#### Data shown ####

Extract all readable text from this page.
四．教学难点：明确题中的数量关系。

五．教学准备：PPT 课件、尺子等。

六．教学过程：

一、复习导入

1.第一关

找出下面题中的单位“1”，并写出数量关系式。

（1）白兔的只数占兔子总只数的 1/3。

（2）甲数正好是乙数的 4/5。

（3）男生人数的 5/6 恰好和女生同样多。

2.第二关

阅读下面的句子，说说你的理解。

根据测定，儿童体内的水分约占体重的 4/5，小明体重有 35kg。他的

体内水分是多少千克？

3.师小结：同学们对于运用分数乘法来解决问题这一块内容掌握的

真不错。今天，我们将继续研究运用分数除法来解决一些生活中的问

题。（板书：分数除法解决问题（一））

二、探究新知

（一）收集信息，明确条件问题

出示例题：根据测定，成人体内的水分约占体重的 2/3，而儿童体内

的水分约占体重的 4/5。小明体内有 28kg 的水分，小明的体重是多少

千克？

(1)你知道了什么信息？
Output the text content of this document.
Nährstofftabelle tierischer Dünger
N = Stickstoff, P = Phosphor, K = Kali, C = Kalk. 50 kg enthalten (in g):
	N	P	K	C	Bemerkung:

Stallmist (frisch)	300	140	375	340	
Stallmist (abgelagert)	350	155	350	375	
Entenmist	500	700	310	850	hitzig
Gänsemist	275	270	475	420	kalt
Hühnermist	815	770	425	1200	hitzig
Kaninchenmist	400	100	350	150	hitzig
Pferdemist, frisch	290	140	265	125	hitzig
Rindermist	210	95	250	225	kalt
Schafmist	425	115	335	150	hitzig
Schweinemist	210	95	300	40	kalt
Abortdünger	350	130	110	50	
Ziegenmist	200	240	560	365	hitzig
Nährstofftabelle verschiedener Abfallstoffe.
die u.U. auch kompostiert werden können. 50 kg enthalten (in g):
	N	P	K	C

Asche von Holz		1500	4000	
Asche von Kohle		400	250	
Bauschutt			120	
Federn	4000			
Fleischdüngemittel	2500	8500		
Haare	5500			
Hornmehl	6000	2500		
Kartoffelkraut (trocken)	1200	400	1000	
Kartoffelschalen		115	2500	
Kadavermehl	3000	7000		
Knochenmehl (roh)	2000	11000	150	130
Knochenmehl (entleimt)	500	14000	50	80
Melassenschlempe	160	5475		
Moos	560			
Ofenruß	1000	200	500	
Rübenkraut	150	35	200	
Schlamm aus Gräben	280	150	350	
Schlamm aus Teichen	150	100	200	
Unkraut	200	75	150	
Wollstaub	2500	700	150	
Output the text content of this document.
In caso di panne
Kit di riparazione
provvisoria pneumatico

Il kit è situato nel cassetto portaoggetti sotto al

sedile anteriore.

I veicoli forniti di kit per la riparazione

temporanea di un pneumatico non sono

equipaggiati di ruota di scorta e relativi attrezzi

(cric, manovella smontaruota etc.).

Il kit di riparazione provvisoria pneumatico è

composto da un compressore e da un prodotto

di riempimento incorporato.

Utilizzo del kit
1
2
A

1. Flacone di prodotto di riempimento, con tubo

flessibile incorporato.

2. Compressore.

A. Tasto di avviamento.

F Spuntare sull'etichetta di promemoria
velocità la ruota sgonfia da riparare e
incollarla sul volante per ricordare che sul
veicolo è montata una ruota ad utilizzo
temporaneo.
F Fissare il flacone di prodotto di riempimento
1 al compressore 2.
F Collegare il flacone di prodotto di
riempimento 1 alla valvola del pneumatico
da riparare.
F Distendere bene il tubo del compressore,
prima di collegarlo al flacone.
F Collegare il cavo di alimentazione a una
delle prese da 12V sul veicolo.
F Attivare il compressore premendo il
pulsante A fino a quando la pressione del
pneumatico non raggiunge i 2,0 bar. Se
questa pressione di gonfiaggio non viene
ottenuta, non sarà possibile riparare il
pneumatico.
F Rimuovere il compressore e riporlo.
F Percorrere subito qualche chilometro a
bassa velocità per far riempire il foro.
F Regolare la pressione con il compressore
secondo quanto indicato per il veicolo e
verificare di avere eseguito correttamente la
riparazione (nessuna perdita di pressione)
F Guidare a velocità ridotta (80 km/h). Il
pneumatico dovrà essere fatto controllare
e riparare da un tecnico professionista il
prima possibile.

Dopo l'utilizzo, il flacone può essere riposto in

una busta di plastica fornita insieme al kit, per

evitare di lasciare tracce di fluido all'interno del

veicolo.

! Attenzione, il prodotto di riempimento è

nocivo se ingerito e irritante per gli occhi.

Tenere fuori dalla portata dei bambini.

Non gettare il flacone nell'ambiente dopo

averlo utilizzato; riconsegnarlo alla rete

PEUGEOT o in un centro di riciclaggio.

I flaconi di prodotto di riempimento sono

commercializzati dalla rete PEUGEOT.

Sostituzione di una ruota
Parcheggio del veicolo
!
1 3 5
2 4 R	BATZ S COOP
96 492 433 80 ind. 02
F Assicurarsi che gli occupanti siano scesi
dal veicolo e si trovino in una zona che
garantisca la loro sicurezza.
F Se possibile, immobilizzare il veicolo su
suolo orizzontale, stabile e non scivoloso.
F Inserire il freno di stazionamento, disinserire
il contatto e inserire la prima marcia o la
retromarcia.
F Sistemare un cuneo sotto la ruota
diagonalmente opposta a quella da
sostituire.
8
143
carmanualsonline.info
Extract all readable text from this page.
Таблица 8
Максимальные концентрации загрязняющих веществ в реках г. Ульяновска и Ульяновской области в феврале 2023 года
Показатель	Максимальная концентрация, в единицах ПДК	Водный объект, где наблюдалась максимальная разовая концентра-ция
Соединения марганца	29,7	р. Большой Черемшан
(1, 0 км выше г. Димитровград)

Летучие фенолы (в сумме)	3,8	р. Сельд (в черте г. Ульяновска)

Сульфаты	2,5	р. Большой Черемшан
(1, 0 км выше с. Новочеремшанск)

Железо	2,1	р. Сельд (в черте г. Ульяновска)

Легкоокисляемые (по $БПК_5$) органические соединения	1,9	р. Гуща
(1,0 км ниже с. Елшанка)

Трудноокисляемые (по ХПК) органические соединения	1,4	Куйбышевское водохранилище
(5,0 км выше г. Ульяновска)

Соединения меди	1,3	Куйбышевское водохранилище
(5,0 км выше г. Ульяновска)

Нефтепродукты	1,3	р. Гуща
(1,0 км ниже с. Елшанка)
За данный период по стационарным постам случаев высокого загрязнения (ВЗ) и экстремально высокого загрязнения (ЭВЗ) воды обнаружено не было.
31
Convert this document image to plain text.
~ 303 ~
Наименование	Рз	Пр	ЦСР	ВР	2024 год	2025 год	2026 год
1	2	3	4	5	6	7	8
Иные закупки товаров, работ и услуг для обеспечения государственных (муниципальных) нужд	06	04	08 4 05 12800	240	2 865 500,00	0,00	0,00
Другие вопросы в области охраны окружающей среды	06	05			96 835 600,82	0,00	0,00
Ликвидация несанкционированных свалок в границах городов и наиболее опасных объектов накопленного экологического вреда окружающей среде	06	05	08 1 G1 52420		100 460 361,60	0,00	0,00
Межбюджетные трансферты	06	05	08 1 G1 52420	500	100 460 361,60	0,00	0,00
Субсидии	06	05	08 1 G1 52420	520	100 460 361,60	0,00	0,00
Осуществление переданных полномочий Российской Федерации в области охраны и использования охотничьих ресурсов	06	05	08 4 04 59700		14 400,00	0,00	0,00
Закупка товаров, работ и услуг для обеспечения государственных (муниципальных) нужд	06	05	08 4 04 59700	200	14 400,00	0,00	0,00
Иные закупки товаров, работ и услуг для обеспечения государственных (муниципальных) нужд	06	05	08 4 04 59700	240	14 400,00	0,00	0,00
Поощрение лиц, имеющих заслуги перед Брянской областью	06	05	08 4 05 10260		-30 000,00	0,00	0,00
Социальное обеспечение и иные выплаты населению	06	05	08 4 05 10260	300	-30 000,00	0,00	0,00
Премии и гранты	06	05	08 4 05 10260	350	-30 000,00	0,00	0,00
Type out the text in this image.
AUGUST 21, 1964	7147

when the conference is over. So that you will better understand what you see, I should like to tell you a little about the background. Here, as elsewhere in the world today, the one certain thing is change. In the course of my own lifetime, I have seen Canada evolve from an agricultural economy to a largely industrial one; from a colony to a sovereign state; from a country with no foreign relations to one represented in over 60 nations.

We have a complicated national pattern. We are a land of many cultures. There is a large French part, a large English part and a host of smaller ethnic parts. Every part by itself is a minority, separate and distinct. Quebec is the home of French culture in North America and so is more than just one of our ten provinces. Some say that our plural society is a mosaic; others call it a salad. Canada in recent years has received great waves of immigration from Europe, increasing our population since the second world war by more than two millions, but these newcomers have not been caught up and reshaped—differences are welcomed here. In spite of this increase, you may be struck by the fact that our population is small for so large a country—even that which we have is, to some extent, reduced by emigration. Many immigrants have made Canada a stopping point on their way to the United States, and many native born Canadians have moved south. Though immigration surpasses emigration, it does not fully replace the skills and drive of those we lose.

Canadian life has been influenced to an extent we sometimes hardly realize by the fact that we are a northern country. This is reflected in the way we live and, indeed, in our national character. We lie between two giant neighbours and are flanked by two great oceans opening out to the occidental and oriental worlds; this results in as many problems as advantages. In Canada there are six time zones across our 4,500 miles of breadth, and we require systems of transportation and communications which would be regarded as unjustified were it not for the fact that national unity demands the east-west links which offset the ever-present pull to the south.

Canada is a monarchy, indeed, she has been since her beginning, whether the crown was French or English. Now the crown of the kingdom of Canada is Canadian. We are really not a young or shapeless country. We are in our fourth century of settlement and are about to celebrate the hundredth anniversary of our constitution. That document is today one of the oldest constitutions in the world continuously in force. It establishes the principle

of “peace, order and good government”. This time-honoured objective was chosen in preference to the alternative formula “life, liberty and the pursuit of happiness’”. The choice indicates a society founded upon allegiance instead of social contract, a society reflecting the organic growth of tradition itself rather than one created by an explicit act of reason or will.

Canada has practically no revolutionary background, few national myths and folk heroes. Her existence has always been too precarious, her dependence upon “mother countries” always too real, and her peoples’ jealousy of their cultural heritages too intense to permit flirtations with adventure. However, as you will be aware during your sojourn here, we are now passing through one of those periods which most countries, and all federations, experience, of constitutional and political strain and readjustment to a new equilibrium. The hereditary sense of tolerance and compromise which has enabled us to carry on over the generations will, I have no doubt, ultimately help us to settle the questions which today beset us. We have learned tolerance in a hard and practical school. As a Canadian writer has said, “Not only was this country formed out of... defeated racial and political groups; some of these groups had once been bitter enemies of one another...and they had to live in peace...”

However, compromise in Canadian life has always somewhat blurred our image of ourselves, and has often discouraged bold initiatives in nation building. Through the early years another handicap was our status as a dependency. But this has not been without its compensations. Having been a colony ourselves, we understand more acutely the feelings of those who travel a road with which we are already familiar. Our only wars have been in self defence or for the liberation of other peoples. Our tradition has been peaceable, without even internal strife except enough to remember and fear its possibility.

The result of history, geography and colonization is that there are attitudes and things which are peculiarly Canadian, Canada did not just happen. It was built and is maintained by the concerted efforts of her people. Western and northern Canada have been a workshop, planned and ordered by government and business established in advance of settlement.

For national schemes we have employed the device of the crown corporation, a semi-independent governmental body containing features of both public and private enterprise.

####

**Exercise directions**.
The answer is a single number: how many lines include the word "rete"?

**Written response**.
2